↓

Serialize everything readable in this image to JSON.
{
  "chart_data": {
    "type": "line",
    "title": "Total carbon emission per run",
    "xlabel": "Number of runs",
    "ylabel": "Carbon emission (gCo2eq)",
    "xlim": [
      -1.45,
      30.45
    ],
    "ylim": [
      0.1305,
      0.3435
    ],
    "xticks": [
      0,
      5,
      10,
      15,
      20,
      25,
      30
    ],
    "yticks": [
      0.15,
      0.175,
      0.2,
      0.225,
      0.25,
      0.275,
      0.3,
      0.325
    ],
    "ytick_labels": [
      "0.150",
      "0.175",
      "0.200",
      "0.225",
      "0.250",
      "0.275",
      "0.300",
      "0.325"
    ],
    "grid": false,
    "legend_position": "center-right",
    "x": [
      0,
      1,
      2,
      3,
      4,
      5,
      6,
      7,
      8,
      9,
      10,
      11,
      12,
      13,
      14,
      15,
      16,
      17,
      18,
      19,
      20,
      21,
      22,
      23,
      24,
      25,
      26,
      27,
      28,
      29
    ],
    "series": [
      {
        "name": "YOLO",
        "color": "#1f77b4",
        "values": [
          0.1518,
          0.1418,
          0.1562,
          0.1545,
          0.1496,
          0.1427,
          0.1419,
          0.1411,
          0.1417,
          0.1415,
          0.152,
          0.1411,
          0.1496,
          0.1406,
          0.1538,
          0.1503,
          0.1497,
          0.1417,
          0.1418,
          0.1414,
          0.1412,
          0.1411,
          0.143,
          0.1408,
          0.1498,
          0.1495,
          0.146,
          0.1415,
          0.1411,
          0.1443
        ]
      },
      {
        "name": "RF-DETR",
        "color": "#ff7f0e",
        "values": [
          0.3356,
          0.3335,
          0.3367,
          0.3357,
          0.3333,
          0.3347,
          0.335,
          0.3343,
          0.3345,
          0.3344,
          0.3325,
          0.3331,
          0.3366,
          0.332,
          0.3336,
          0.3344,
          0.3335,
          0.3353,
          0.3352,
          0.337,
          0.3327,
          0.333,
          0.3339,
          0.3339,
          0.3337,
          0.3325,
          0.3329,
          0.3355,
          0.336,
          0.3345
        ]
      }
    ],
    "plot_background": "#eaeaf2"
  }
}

↑

*Task goal:*
Copy all the lines, exactly.

*Solution for this problem:*
Serialize everything readable in this image to JSON.
{
  "chart_data": {
    "type": "line",
    "title": "Total carbon emission per run",
    "xlabel": "Number of runs",
    "ylabel": "Carbon emission (gCo2eq)",
    "xlim": [
      -1.45,
      30.45
    ],
    "ylim": [
      0.1305,
      0.3435
    ],
    "xticks": [
      0,
      5,
      10,
      15,
      20,
      25,
      30
    ],
    "yticks": [
      0.15,
      0.175,
      0.2,
      0.225,
      0.25,
      0.275,
      0.3,
      0.325
    ],
    "ytick_labels": [
      "0.150",
      "0.175",
      "0.200",
      "0.225",
      "0.250",
      "0.275",
      "0.300",
      "0.325"
    ],
    "grid": false,
    "legend_position": "center-right",
    "x": [
      0,
      1,
      2,
      3,
      4,
      5,
      6,
      7,
      8,
      9,
      10,
      11,
      12,
      13,
      14,
      15,
      16,
      17,
      18,
      19,
      20,
      21,
      22,
      23,
      24,
      25,
      26,
      27,
      28,
      29
    ],
    "series": [
      {
        "name": "YOLO",
        "color": "#1f77b4",
        "values": [
          0.1518,
          0.1418,
          0.1562,
          0.1545,
          0.1496,
          0.1427,
          0.1419,
          0.1411,
          0.1417,
          0.1415,
          0.152,
          0.1411,
          0.1496,
          0.1406,
          0.1538,
          0.1503,
          0.1497,
          0.1417,
          0.1418,
          0.1414,
          0.1412,
          0.1411,
          0.143,
          0.1408,
          0.1498,
          0.1495,
          0.146,
          0.1415,
          0.1411,
          0.1443
        ]
      },
      {
        "name": "RF-DETR",
        "color": "#ff7f0e",
        "values": [
          0.3356,
          0.3335,
          0.3367,
          0.3357,
          0.3333,
          0.3347,
          0.335,
          0.3343,
          0.3345,
          0.3344,
          0.3325,
          0.3331,
          0.3366,
          0.332,
          0.3336,
          0.3344,
          0.3335,
          0.3353,
          0.3352,
          0.337,
          0.3327,
          0.333,
          0.3339,
          0.3339,
          0.3337,
          0.3325,
          0.3329,
          0.3355,
          0.336,
          0.3345
        ]
      }
    ],
    "plot_background": "#eaeaf2"
  }
}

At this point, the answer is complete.